→ **Excerpted text**:
((
Sunday, August 28, 2022
Inazu: Interfaith Doesn't Mean Compromise
John Inazu (Washington University; Google Scholar), Interfaith Doesn't Mean Compromise:
One of the things I most appreciate about my friend Eboo Patel and his colleagues at Interfaith America (where I serve as a Senior Fellow) is that they take seriously the religious differences that divide us. I remember interfaith efforts when I was in college in the 1990s. Their general vibe suggested that religious differences didn’t really matter, all roads pointed to the same God, and we could do great things together if we stuck to the lowest common denominator.
That’s not how religion works for most people. It’s not how it works for Eboo or me. A genuine interfaith effort takes seriously our differences and works on relationships across those differences. ...
The reality of an interfaith America provides an opportunity for Christians like me to engage with confidence and compassion in a world of difference. This opportunity is captured in the verse that Tim Keller and I selected as the epigraph for our book, Uncommon Ground: Living Faithfully in a World of Difference. In Ephesians 4:1-2, the Apostle Paul exhorts Christians to: “Walk in a manner worthy of the calling with which you have been called, with all humility and gentleness, with patience, showing tolerance for one another in love.”
Paul’s charge to Christians applies to anyone seeking greater empathy and understanding without minimizing significant differences. As I wrote in Uncommon Ground:
Many of our differences matter a great deal, and to suggest otherwise is ultimately a form of relativism. But we can still choose to be gracious across those differences. When we demonize the other side, we miss important insights that can only be learned through charitably understanding a different perspective. We lose the possibility of finding common ground.
))
→ **Recorded data**:
((
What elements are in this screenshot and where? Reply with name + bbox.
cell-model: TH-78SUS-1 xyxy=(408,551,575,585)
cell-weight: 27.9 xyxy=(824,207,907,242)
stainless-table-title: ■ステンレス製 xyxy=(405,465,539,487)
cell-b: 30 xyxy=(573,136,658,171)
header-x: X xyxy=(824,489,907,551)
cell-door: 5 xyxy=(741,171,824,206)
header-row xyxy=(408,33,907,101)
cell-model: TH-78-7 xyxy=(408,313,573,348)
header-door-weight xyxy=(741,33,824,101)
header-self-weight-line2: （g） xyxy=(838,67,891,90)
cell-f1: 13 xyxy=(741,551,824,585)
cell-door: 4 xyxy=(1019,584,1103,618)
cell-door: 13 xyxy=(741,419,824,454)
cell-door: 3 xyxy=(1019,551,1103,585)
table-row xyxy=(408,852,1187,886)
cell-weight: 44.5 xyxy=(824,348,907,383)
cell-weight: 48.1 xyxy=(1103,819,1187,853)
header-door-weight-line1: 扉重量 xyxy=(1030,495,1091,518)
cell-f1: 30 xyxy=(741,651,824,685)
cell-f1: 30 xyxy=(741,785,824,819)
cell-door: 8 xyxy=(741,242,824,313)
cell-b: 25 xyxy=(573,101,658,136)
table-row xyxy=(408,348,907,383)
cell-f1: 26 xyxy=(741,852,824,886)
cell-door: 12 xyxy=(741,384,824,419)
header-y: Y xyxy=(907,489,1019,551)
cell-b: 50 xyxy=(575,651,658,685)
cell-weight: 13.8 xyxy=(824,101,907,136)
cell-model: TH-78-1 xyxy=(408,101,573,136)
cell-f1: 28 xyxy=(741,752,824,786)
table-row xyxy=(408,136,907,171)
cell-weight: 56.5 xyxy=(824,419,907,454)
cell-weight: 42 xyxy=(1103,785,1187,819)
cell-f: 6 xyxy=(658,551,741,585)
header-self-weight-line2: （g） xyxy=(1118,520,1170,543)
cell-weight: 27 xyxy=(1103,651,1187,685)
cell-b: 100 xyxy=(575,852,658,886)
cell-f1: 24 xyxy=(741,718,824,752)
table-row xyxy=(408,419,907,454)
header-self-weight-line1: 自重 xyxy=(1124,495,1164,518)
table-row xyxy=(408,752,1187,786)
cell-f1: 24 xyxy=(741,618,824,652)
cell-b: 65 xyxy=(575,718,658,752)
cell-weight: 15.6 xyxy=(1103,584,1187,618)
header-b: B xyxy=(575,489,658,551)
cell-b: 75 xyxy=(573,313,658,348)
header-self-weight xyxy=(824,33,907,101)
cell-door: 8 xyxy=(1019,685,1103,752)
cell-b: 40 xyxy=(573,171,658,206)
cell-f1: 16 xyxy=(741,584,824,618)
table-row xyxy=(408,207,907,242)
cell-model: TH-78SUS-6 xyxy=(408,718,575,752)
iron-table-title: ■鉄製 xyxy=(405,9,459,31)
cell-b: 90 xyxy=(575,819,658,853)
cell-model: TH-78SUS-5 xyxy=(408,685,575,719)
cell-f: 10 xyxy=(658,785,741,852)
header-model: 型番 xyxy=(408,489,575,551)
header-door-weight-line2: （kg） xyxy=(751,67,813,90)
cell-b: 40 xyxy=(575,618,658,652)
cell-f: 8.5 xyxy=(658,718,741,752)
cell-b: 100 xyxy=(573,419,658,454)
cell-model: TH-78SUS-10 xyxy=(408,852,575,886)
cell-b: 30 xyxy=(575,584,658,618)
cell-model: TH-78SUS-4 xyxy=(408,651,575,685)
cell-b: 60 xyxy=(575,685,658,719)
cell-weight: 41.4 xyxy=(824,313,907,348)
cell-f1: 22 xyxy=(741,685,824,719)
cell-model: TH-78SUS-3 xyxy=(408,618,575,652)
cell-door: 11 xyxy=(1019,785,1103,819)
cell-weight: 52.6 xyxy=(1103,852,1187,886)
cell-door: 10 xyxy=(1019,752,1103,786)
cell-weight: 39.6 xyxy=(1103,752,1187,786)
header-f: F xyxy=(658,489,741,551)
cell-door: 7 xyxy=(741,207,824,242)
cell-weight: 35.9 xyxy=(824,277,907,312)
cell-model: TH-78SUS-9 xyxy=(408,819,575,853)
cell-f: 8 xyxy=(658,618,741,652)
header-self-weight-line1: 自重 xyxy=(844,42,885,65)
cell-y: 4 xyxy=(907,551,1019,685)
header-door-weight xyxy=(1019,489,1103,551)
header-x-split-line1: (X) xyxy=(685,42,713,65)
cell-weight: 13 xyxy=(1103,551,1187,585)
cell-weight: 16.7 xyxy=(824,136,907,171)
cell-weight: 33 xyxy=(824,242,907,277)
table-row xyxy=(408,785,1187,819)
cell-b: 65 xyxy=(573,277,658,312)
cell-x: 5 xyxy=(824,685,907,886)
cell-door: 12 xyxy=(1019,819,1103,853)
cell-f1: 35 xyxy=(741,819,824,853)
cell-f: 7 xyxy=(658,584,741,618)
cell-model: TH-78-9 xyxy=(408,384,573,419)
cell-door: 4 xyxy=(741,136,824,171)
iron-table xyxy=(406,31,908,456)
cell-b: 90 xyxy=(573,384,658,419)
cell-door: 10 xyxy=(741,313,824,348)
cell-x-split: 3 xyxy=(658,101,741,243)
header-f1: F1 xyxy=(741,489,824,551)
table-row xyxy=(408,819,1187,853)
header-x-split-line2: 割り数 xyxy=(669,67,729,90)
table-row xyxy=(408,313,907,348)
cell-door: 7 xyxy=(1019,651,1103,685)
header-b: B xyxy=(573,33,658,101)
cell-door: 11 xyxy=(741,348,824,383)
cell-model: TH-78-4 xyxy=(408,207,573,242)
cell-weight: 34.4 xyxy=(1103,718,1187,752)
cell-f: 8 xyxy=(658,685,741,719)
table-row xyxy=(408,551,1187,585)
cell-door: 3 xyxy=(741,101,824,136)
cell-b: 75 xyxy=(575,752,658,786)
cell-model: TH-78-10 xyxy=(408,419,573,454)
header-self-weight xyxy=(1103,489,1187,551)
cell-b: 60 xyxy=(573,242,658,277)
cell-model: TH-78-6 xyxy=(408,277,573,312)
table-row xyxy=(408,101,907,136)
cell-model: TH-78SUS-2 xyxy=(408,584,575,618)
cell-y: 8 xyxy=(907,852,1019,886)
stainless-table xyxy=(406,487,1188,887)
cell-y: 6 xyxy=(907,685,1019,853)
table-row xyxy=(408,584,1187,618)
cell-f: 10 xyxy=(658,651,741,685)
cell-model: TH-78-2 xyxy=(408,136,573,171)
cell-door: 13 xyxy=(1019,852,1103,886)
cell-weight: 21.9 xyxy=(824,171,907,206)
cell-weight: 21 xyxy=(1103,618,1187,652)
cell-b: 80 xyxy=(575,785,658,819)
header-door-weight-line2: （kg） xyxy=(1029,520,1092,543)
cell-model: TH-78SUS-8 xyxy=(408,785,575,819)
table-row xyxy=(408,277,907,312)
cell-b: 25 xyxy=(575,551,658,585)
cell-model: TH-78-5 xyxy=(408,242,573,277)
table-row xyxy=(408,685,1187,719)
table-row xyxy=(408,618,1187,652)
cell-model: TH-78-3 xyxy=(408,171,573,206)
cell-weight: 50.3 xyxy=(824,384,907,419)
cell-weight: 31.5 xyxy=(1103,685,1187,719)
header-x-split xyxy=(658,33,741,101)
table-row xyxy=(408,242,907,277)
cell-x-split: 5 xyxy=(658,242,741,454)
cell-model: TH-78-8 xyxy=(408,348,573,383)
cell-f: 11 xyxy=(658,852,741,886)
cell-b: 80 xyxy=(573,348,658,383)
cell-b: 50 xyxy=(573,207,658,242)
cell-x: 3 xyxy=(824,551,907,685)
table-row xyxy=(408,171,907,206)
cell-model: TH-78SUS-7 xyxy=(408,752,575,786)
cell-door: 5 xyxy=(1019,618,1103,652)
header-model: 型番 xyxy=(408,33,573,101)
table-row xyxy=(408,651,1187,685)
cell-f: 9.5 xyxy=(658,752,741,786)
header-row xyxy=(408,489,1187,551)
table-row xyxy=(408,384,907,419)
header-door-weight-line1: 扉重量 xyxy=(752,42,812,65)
))
→ **Work task**:
Continue the excerpt from John Inazu's essay on interfaith work and religious difference, starting after its last sentence. The rows are not needed for any of this.

→ **Answer to the exercise**:
Seeking common ground not only advances common interests but also bridges relational distance, a lesson that I have learned through my friendship with Eboo Patel. Eboo and I speak, teach, and write together. We talk about each other’s backgrounds, families, and dreams. We debate theories of change and great books. We laugh at each other’s jokes—at least the first time we hear them. And we mourn together. After my father was diagnosed with cancer, Eboo checked in regularly with phone calls and texts. And when my dad died, Eboo was one of the first people to reach out to me. Eboo’s prayers are quite different from mine, but I am grateful when he prays for me.
My friendship with Eboo shows how we can find common ground even when we disagree about significant matters of faith.
But what about my gratitude for Eboo’s “quite different” Muslim prayers? Does that gesture toward a kind of relativism that values all prayer the same? To the contrary, the depth of our relationship honors the depth of our disagreement. I am confident that Eboo does not share my Trinitarian understanding of prayer (e.g., Matt. 6:6-13; John 16:23-24; Rom. 8:26-27, 34). But I know that he is sincere when he prays for me, and I know that he does so because he cares about me. That itself is an expression of friendship centered around our most important convictions—and differences.
Christians also believe that God promises to bless those who bless his people (Gen. 12:3). Perhaps God in his great mercy and grace in Christ receives the prayers of my friend for my blessing. I won’t know for sure in this lifetime, but my uncertainty does not diminish my gratitude.